═════ Rows ═════

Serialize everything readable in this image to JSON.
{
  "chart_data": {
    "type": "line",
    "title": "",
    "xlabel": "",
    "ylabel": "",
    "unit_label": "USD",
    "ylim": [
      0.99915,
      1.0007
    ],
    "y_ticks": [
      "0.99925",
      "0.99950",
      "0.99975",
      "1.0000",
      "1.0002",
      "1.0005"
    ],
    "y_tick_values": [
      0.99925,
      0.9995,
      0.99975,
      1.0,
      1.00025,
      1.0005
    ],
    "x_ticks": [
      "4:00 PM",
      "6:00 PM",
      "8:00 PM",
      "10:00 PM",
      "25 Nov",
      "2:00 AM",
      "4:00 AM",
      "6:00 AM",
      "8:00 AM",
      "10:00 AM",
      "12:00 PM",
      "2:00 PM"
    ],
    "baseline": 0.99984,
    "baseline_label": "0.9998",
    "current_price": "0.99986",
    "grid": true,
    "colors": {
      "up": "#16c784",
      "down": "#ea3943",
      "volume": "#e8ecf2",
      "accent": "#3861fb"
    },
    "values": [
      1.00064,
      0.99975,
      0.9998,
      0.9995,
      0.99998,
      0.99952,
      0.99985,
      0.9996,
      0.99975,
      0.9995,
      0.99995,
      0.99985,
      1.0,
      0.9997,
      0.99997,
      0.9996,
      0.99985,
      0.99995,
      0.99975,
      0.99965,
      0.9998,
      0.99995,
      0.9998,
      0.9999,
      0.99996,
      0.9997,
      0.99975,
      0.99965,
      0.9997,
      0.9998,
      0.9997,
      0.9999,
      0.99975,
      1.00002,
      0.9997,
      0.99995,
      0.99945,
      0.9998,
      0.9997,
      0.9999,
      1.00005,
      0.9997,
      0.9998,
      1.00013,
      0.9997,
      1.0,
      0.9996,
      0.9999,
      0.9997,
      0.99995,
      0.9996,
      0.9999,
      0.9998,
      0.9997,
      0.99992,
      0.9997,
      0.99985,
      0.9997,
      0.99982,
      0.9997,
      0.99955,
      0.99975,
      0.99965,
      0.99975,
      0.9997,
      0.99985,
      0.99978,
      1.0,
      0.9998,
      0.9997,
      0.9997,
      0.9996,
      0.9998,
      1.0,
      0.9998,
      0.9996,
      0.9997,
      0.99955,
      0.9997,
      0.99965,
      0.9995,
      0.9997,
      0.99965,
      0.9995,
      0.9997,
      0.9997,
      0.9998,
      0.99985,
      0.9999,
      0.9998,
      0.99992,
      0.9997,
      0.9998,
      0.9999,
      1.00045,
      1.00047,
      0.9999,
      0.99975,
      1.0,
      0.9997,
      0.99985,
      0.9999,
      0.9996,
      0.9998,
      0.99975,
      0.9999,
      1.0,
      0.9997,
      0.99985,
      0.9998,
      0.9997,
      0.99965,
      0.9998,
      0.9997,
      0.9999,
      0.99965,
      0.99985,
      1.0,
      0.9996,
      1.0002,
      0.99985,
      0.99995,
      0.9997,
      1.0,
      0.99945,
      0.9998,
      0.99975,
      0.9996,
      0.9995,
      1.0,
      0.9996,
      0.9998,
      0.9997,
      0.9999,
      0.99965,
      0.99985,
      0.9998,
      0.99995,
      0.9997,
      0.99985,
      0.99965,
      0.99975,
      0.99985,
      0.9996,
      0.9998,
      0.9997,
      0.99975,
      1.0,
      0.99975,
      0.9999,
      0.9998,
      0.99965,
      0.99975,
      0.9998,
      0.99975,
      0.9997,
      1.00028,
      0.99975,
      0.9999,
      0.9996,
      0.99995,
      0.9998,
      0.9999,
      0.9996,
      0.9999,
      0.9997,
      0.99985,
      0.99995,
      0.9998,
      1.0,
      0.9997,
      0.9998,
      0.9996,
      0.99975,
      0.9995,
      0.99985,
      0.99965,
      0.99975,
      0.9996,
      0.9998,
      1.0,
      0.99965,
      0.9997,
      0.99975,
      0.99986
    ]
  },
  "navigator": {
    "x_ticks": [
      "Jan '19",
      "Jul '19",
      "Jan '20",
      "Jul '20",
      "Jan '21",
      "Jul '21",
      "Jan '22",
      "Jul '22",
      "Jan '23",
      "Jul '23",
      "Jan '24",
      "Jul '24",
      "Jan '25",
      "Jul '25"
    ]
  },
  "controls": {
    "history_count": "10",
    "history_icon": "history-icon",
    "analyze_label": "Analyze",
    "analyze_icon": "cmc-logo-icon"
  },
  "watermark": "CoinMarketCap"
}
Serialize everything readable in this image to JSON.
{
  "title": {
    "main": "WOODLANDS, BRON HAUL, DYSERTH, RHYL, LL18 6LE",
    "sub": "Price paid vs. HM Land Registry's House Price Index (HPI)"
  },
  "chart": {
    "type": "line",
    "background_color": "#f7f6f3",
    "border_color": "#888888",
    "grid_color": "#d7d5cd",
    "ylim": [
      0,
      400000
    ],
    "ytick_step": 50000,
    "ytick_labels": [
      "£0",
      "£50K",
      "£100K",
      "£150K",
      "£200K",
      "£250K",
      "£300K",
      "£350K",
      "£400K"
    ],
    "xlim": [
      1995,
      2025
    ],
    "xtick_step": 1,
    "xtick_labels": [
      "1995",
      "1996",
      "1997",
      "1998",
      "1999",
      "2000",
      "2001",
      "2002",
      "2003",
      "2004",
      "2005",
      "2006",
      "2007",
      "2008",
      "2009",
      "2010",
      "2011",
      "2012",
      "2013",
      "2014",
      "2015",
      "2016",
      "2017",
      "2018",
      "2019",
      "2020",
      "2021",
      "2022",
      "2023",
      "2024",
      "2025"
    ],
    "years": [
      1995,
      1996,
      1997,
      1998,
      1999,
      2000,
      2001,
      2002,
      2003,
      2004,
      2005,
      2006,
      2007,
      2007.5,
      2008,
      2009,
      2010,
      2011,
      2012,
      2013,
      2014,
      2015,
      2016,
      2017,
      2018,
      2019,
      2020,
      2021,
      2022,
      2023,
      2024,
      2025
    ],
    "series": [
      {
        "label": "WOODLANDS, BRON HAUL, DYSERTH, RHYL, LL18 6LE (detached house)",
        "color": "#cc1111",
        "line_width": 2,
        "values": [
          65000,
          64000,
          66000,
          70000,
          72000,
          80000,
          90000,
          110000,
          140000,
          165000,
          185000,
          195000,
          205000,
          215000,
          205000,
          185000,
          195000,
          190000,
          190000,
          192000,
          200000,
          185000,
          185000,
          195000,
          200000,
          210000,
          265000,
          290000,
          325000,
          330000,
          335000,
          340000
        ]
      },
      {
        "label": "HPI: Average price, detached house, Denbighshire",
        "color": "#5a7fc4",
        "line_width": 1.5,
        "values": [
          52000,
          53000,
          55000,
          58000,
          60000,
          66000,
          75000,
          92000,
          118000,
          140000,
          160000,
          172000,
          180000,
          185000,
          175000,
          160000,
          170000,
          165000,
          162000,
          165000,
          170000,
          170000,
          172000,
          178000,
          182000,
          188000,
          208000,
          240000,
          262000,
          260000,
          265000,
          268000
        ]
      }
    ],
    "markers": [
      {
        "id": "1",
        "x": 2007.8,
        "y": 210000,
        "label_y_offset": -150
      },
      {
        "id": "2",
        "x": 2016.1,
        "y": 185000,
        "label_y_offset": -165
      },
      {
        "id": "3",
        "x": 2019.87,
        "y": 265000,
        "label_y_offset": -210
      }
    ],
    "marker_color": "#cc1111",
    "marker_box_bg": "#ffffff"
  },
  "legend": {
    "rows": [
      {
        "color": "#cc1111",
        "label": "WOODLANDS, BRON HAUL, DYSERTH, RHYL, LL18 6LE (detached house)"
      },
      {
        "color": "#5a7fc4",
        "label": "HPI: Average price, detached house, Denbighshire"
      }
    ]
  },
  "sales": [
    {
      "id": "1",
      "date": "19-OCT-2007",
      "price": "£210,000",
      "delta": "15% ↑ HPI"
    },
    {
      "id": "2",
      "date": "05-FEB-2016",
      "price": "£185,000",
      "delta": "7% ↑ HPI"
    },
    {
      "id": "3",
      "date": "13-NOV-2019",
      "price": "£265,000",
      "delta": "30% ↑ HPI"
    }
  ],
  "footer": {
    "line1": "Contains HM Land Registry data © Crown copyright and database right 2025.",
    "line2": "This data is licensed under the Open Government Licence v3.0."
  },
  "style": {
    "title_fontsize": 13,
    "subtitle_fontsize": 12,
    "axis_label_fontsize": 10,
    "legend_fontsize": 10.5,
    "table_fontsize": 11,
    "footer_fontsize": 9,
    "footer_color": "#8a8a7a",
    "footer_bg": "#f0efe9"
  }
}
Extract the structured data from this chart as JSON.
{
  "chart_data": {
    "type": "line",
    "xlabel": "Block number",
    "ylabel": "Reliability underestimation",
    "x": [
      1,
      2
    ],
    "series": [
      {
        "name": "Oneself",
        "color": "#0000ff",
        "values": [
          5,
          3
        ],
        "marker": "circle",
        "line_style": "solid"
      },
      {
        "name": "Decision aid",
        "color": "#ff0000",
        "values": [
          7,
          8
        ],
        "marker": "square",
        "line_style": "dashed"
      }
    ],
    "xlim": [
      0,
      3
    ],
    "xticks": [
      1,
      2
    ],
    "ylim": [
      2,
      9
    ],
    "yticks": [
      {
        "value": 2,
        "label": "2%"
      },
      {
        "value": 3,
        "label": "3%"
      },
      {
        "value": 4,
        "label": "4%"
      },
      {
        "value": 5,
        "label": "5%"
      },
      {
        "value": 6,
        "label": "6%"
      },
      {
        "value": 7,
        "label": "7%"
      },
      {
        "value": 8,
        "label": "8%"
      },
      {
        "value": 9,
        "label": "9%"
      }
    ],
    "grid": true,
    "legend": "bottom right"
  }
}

═════

Look above for the line containing "Extract the structured", then transcribe it and all lines after it through the last, exactly and with nothing else.

### Written reply
Extract the structured data from this chart as JSON.
{
  "chart_data": {
    "type": "line",
    "xlabel": "Block number",
    "ylabel": "Reliability underestimation",
    "x": [
      1,
      2
    ],
    "series": [
      {
        "name": "Oneself",
        "color": "#0000ff",
        "values": [
          5,
          3
        ],
        "marker": "circle",
        "line_style": "solid"
      },
      {
        "name": "Decision aid",
        "color": "#ff0000",
        "values": [
          7,
          8
        ],
        "marker": "square",
        "line_style": "dashed"
      }
    ],
    "xlim": [
      0,
      3
    ],
    "xticks": [
      1,
      2
    ],
    "ylim": [
      2,
      9
    ],
    "yticks": [
      {
        "value": 2,
        "label": "2%"
      },
      {
        "value": 3,
        "label": "3%"
      },
      {
        "value": 4,
        "label": "4%"
      },
      {
        "value": 5,
        "label": "5%"
      },
      {
        "value": 6,
        "label": "6%"
      },
      {
        "value": 7,
        "label": "7%"
      },
      {
        "value": 8,
        "label": "8%"
      },
      {
        "value": 9,
        "label": "9%"
      }
    ],
    "grid": true,
    "legend": "bottom right"
  }
}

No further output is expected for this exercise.